● **TASK INSTRUCTIONS**
For this exercise, repeat all of the material verbatim apart from its images.

Dataset records:

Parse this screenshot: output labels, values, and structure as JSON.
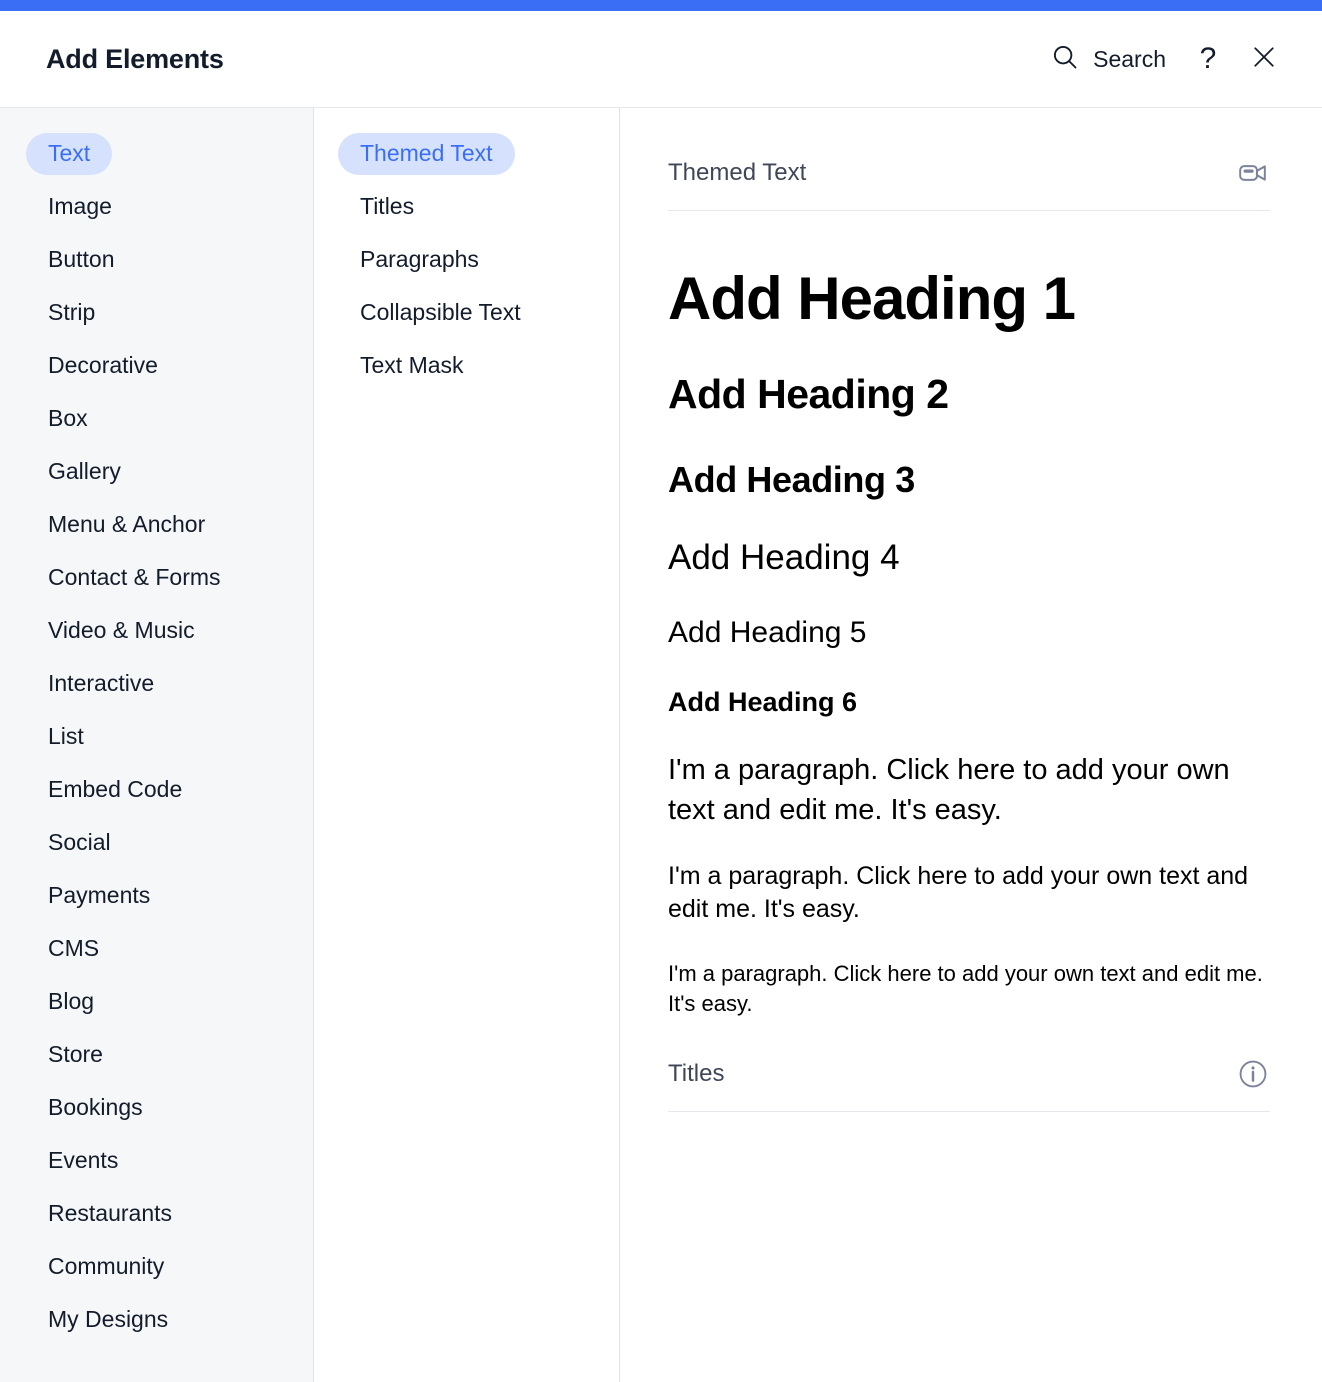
{
  "accent_color": "#3a6ef5",
  "pill_bg_color": "#d6e1fd",
  "header": {
    "title": "Add Elements",
    "search_label": "Search",
    "help_glyph": "?",
    "search_icon": "search-icon",
    "help_icon": "question-mark-icon",
    "close_icon": "close-icon"
  },
  "sidebar": {
    "items": [
      {
        "label": "Text",
        "selected": true
      },
      {
        "label": "Image",
        "selected": false
      },
      {
        "label": "Button",
        "selected": false
      },
      {
        "label": "Strip",
        "selected": false
      },
      {
        "label": "Decorative",
        "selected": false
      },
      {
        "label": "Box",
        "selected": false
      },
      {
        "label": "Gallery",
        "selected": false
      },
      {
        "label": "Menu & Anchor",
        "selected": false
      },
      {
        "label": "Contact & Forms",
        "selected": false
      },
      {
        "label": "Video & Music",
        "selected": false
      },
      {
        "label": "Interactive",
        "selected": false
      },
      {
        "label": "List",
        "selected": false
      },
      {
        "label": "Embed Code",
        "selected": false
      },
      {
        "label": "Social",
        "selected": false
      },
      {
        "label": "Payments",
        "selected": false
      },
      {
        "label": "CMS",
        "selected": false
      },
      {
        "label": "Blog",
        "selected": false
      },
      {
        "label": "Store",
        "selected": false
      },
      {
        "label": "Bookings",
        "selected": false
      },
      {
        "label": "Events",
        "selected": false
      },
      {
        "label": "Restaurants",
        "selected": false
      },
      {
        "label": "Community",
        "selected": false
      },
      {
        "label": "My Designs",
        "selected": false
      }
    ]
  },
  "subnav": {
    "items": [
      {
        "label": "Themed Text",
        "selected": true
      },
      {
        "label": "Titles",
        "selected": false
      },
      {
        "label": "Paragraphs",
        "selected": false
      },
      {
        "label": "Collapsible Text",
        "selected": false
      },
      {
        "label": "Text Mask",
        "selected": false
      }
    ]
  },
  "preview": {
    "sections": [
      {
        "title": "Themed Text",
        "icon": "video-camera-minus-icon",
        "items": [
          {
            "style": "h1",
            "text": "Add Heading 1"
          },
          {
            "style": "h2",
            "text": "Add Heading 2"
          },
          {
            "style": "h3",
            "text": "Add Heading 3"
          },
          {
            "style": "h4",
            "text": "Add Heading 4"
          },
          {
            "style": "h5",
            "text": "Add Heading 5"
          },
          {
            "style": "h6",
            "text": "Add Heading 6"
          },
          {
            "style": "p1",
            "text": "I'm a paragraph. Click here to add your own text and edit me. It's easy."
          },
          {
            "style": "p2",
            "text": "I'm a paragraph. Click here to add your own text and edit me. It's easy."
          },
          {
            "style": "p3",
            "text": "I'm a paragraph. Click here to add your own text and edit me. It's easy."
          }
        ]
      },
      {
        "title": "Titles",
        "icon": "info-icon",
        "items": []
      }
    ]
  }
}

● **RESPONSE TO THIS TASK**
Parse this screenshot: output labels, values, and structure as JSON.
{
  "accent_color": "#3a6ef5",
  "pill_bg_color": "#d6e1fd",
  "header": {
    "title": "Add Elements",
    "search_label": "Search",
    "help_glyph": "?",
    "search_icon": "search-icon",
    "help_icon": "question-mark-icon",
    "close_icon": "close-icon"
  },
  "sidebar": {
    "items": [
      {
        "label": "Text",
        "selected": true
      },
      {
        "label": "Image",
        "selected": false
      },
      {
        "label": "Button",
        "selected": false
      },
      {
        "label": "Strip",
        "selected": false
      },
      {
        "label": "Decorative",
        "selected": false
      },
      {
        "label": "Box",
        "selected": false
      },
      {
        "label": "Gallery",
        "selected": false
      },
      {
        "label": "Menu & Anchor",
        "selected": false
      },
      {
        "label": "Contact & Forms",
        "selected": false
      },
      {
        "label": "Video & Music",
        "selected": false
      },
      {
        "label": "Interactive",
        "selected": false
      },
      {
        "label": "List",
        "selected": false
      },
      {
        "label": "Embed Code",
        "selected": false
      },
      {
        "label": "Social",
        "selected": false
      },
      {
        "label": "Payments",
        "selected": false
      },
      {
        "label": "CMS",
        "selected": false
      },
      {
        "label": "Blog",
        "selected": false
      },
      {
        "label": "Store",
        "selected": false
      },
      {
        "label": "Bookings",
        "selected": false
      },
      {
        "label": "Events",
        "selected": false
      },
      {
        "label": "Restaurants",
        "selected": false
      },
      {
        "label": "Community",
        "selected": false
      },
      {
        "label": "My Designs",
        "selected": false
      }
    ]
  },
  "subnav": {
    "items": [
      {
        "label": "Themed Text",
        "selected": true
      },
      {
        "label": "Titles",
        "selected": false
      },
      {
        "label": "Paragraphs",
        "selected": false
      },
      {
        "label": "Collapsible Text",
        "selected": false
      },
      {
        "label": "Text Mask",
        "selected": false
      }
    ]
  },
  "preview": {
    "sections": [
      {
        "title": "Themed Text",
        "icon": "video-camera-minus-icon",
        "items": [
          {
            "style": "h1",
            "text": "Add Heading 1"
          },
          {
            "style": "h2",
            "text": "Add Heading 2"
          },
          {
            "style": "h3",
            "text": "Add Heading 3"
          },
          {
            "style": "h4",
            "text": "Add Heading 4"
          },
          {
            "style": "h5",
            "text": "Add Heading 5"
          },
          {
            "style": "h6",
            "text": "Add Heading 6"
          },
          {
            "style": "p1",
            "text": "I'm a paragraph. Click here to add your own text and edit me. It's easy."
          },
          {
            "style": "p2",
            "text": "I'm a paragraph. Click here to add your own text and edit me. It's easy."
          },
          {
            "style": "p3",
            "text": "I'm a paragraph. Click here to add your own text and edit me. It's easy."
          }
        ]
      },
      {
        "title": "Titles",
        "icon": "info-icon",
        "items": []
      }
    ]
  }
}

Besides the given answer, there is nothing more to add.